[Extracted data entries]
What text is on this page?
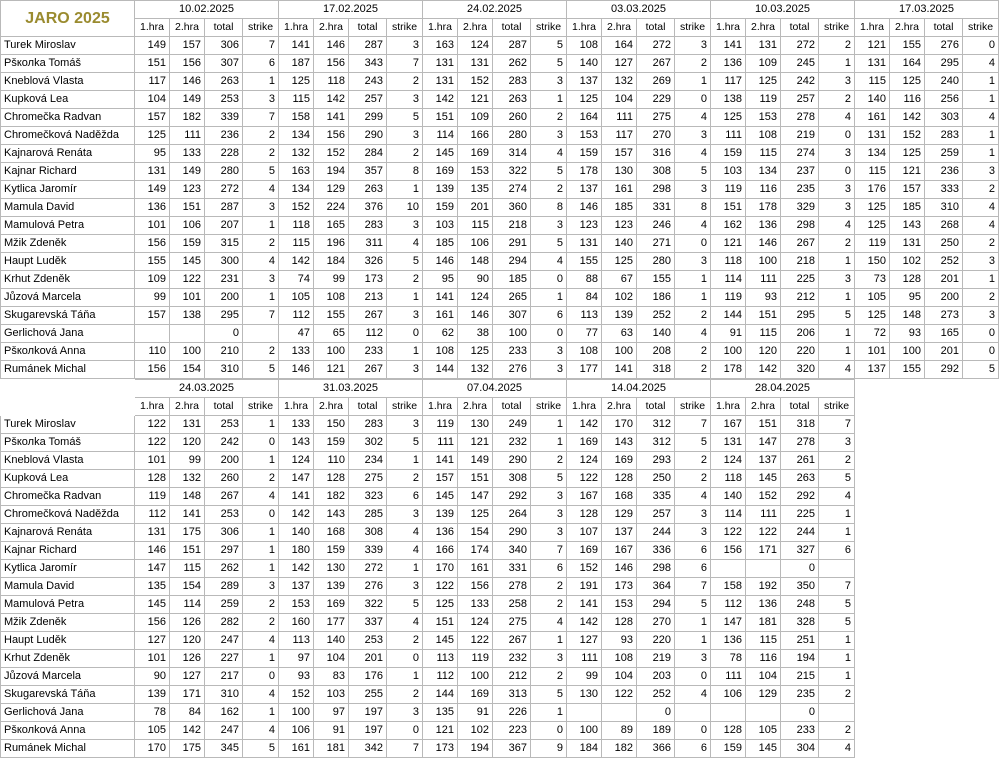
JARO 2025	10.02.2025				17.02.2025				24.02.2025				03.03.2025				10.03.2025				17.03.2025			
	1.hra	2.hra	total	strike	1.hra	2.hra	total	strike	1.hra	2.hra	total	strike	1.hra	2.hra	total	strike	1.hra	2.hra	total	strike	1.hra	2.hra	total	strike
Turek Miroslav	149	157	306	7	141	146	287	3	163	124	287	5	108	164	272	3	141	131	272	2	121	155	276	0
Pšколka Tomáš	151	156	307	6	187	156	343	7	131	131	262	5	140	127	267	2	136	109	245	1	131	164	295	4
Kneblová Vlasta	117	146	263	1	125	118	243	2	131	152	283	3	137	132	269	1	117	125	242	3	115	125	240	1
Kupková Lea	104	149	253	3	115	142	257	3	142	121	263	1	125	104	229	0	138	119	257	2	140	116	256	1
Chromečka Radvan	157	182	339	7	158	141	299	5	151	109	260	2	164	111	275	4	125	153	278	4	161	142	303	4
Chromečková Naděžda	125	111	236	2	134	156	290	3	114	166	280	3	153	117	270	3	111	108	219	0	131	152	283	1
Kajnarová Renáta	95	133	228	2	132	152	284	2	145	169	314	4	159	157	316	4	159	115	274	3	134	125	259	1
Kajnar Richard	131	149	280	5	163	194	357	8	169	153	322	5	178	130	308	5	103	134	237	0	115	121	236	3
Kytlica Jaromír	149	123	272	4	134	129	263	1	139	135	274	2	137	161	298	3	119	116	235	3	176	157	333	2
Mamula David	136	151	287	3	152	224	376	10	159	201	360	8	146	185	331	8	151	178	329	3	125	185	310	4
Mamulová Petra	101	106	207	1	118	165	283	3	103	115	218	3	123	123	246	4	162	136	298	4	125	143	268	4
Mžik Zdeněk	156	159	315	2	115	196	311	4	185	106	291	5	131	140	271	0	121	146	267	2	119	131	250	2
Haupt Luděk	155	145	300	4	142	184	326	5	146	148	294	4	155	125	280	3	118	100	218	1	150	102	252	3
Krhut Zdeněk	109	122	231	3	74	99	173	2	95	90	185	0	88	67	155	1	114	111	225	3	73	128	201	1
Jůzová Marcela	99	101	200	1	105	108	213	1	141	124	265	1	84	102	186	1	119	93	212	1	105	95	200	2
Skugarevská Táňa	157	138	295	7	112	155	267	3	161	146	307	6	113	139	252	2	144	151	295	5	125	148	273	3
Gerlichová Jana			0		47	65	112	0	62	38	100	0	77	63	140	4	91	115	206	1	72	93	165	0
Pšколková Anna	110	100	210	2	133	100	233	1	108	125	233	3	108	100	208	2	100	120	220	1	101	100	201	0
Rumánek Michal	156	154	310	5	146	121	267	3	144	132	276	3	177	141	318	2	178	142	320	4	137	155	292	5
	24.03.2025				31.03.2025				07.04.2025				14.04.2025				28.04.2025							
	1.hra	2.hra	total	strike	1.hra	2.hra	total	strike	1.hra	2.hra	total	strike	1.hra	2.hra	total	strike	1.hra	2.hra	total	strike				
Turek Miroslav	122	131	253	1	133	150	283	3	119	130	249	1	142	170	312	7	167	151	318	7				
Pšколka Tomáš	122	120	242	0	143	159	302	5	111	121	232	1	169	143	312	5	131	147	278	3				
Kneblová Vlasta	101	99	200	1	124	110	234	1	141	149	290	2	124	169	293	2	124	137	261	2				
Kupková Lea	128	132	260	2	147	128	275	2	157	151	308	5	122	128	250	2	118	145	263	5				
Chromečka Radvan	119	148	267	4	141	182	323	6	145	147	292	3	167	168	335	4	140	152	292	4				
Chromečková Naděžda	112	141	253	0	142	143	285	3	139	125	264	3	128	129	257	3	114	111	225	1				
Kajnarová Renáta	131	175	306	1	140	168	308	4	136	154	290	3	107	137	244	3	122	122	244	1				
Kajnar Richard	146	151	297	1	180	159	339	4	166	174	340	7	169	167	336	6	156	171	327	6				
Kytlica Jaromír	147	115	262	1	142	130	272	1	170	161	331	6	152	146	298	6			0					
Mamula David	135	154	289	3	137	139	276	3	122	156	278	2	191	173	364	7	158	192	350	7				
Mamulová Petra	145	114	259	2	153	169	322	5	125	133	258	2	141	153	294	5	112	136	248	5				
Mžik Zdeněk	156	126	282	2	160	177	337	4	151	124	275	4	142	128	270	1	147	181	328	5				
Haupt Luděk	127	120	247	4	113	140	253	2	145	122	267	1	127	93	220	1	136	115	251	1				
Krhut Zdeněk	101	126	227	1	97	104	201	0	113	119	232	3	111	108	219	3	78	116	194	1				
Jůzová Marcela	90	127	217	0	93	83	176	1	112	100	212	2	99	104	203	0	111	104	215	1				
Skugarevská Táňa	139	171	310	4	152	103	255	2	144	169	313	5	130	122	252	4	106	129	235	2				
Gerlichová Jana	78	84	162	1	100	97	197	3	135	91	226	1			0				0					
Pšколková Anna	105	142	247	4	106	91	197	0	121	102	223	0	100	89	189	0	128	105	233	2				
Rumánek Michal	170	175	345	5	161	181	342	7	173	194	367	9	184	182	366	6	159	145	304	4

» What needs to be done
Reproduce the entries above exactly. Do not include the images.

» Answer to this exercise
What text is on this page?
JARO 2025	10.02.2025				17.02.2025				24.02.2025				03.03.2025				10.03.2025				17.03.2025			
	1.hra	2.hra	total	strike	1.hra	2.hra	total	strike	1.hra	2.hra	total	strike	1.hra	2.hra	total	strike	1.hra	2.hra	total	strike	1.hra	2.hra	total	strike
Turek Miroslav	149	157	306	7	141	146	287	3	163	124	287	5	108	164	272	3	141	131	272	2	121	155	276	0
Pšколka Tomáš	151	156	307	6	187	156	343	7	131	131	262	5	140	127	267	2	136	109	245	1	131	164	295	4
Kneblová Vlasta	117	146	263	1	125	118	243	2	131	152	283	3	137	132	269	1	117	125	242	3	115	125	240	1
Kupková Lea	104	149	253	3	115	142	257	3	142	121	263	1	125	104	229	0	138	119	257	2	140	116	256	1
Chromečka Radvan	157	182	339	7	158	141	299	5	151	109	260	2	164	111	275	4	125	153	278	4	161	142	303	4
Chromečková Naděžda	125	111	236	2	134	156	290	3	114	166	280	3	153	117	270	3	111	108	219	0	131	152	283	1
Kajnarová Renáta	95	133	228	2	132	152	284	2	145	169	314	4	159	157	316	4	159	115	274	3	134	125	259	1
Kajnar Richard	131	149	280	5	163	194	357	8	169	153	322	5	178	130	308	5	103	134	237	0	115	121	236	3
Kytlica Jaromír	149	123	272	4	134	129	263	1	139	135	274	2	137	161	298	3	119	116	235	3	176	157	333	2
Mamula David	136	151	287	3	152	224	376	10	159	201	360	8	146	185	331	8	151	178	329	3	125	185	310	4
Mamulová Petra	101	106	207	1	118	165	283	3	103	115	218	3	123	123	246	4	162	136	298	4	125	143	268	4
Mžik Zdeněk	156	159	315	2	115	196	311	4	185	106	291	5	131	140	271	0	121	146	267	2	119	131	250	2
Haupt Luděk	155	145	300	4	142	184	326	5	146	148	294	4	155	125	280	3	118	100	218	1	150	102	252	3
Krhut Zdeněk	109	122	231	3	74	99	173	2	95	90	185	0	88	67	155	1	114	111	225	3	73	128	201	1
Jůzová Marcela	99	101	200	1	105	108	213	1	141	124	265	1	84	102	186	1	119	93	212	1	105	95	200	2
Skugarevská Táňa	157	138	295	7	112	155	267	3	161	146	307	6	113	139	252	2	144	151	295	5	125	148	273	3
Gerlichová Jana			0		47	65	112	0	62	38	100	0	77	63	140	4	91	115	206	1	72	93	165	0
Pšколková Anna	110	100	210	2	133	100	233	1	108	125	233	3	108	100	208	2	100	120	220	1	101	100	201	0
Rumánek Michal	156	154	310	5	146	121	267	3	144	132	276	3	177	141	318	2	178	142	320	4	137	155	292	5
	24.03.2025				31.03.2025				07.04.2025				14.04.2025				28.04.2025							
	1.hra	2.hra	total	strike	1.hra	2.hra	total	strike	1.hra	2.hra	total	strike	1.hra	2.hra	total	strike	1.hra	2.hra	total	strike				
Turek Miroslav	122	131	253	1	133	150	283	3	119	130	249	1	142	170	312	7	167	151	318	7				
Pšколka Tomáš	122	120	242	0	143	159	302	5	111	121	232	1	169	143	312	5	131	147	278	3				
Kneblová Vlasta	101	99	200	1	124	110	234	1	141	149	290	2	124	169	293	2	124	137	261	2				
Kupková Lea	128	132	260	2	147	128	275	2	157	151	308	5	122	128	250	2	118	145	263	5				
Chromečka Radvan	119	148	267	4	141	182	323	6	145	147	292	3	167	168	335	4	140	152	292	4				
Chromečková Naděžda	112	141	253	0	142	143	285	3	139	125	264	3	128	129	257	3	114	111	225	1				
Kajnarová Renáta	131	175	306	1	140	168	308	4	136	154	290	3	107	137	244	3	122	122	244	1				
Kajnar Richard	146	151	297	1	180	159	339	4	166	174	340	7	169	167	336	6	156	171	327	6				
Kytlica Jaromír	147	115	262	1	142	130	272	1	170	161	331	6	152	146	298	6			0					
Mamula David	135	154	289	3	137	139	276	3	122	156	278	2	191	173	364	7	158	192	350	7				
Mamulová Petra	145	114	259	2	153	169	322	5	125	133	258	2	141	153	294	5	112	136	248	5				
Mžik Zdeněk	156	126	282	2	160	177	337	4	151	124	275	4	142	128	270	1	147	181	328	5				
Haupt Luděk	127	120	247	4	113	140	253	2	145	122	267	1	127	93	220	1	136	115	251	1				
Krhut Zdeněk	101	126	227	1	97	104	201	0	113	119	232	3	111	108	219	3	78	116	194	1				
Jůzová Marcela	90	127	217	0	93	83	176	1	112	100	212	2	99	104	203	0	111	104	215	1				
Skugarevská Táňa	139	171	310	4	152	103	255	2	144	169	313	5	130	122	252	4	106	129	235	2				
Gerlichová Jana	78	84	162	1	100	97	197	3	135	91	226	1			0				0					
Pšколková Anna	105	142	247	4	106	91	197	0	121	102	223	0	100	89	189	0	128	105	233	2				
Rumánek Michal	170	175	345	5	161	181	342	7	173	194	367	9	184	182	366	6	159	145	304	4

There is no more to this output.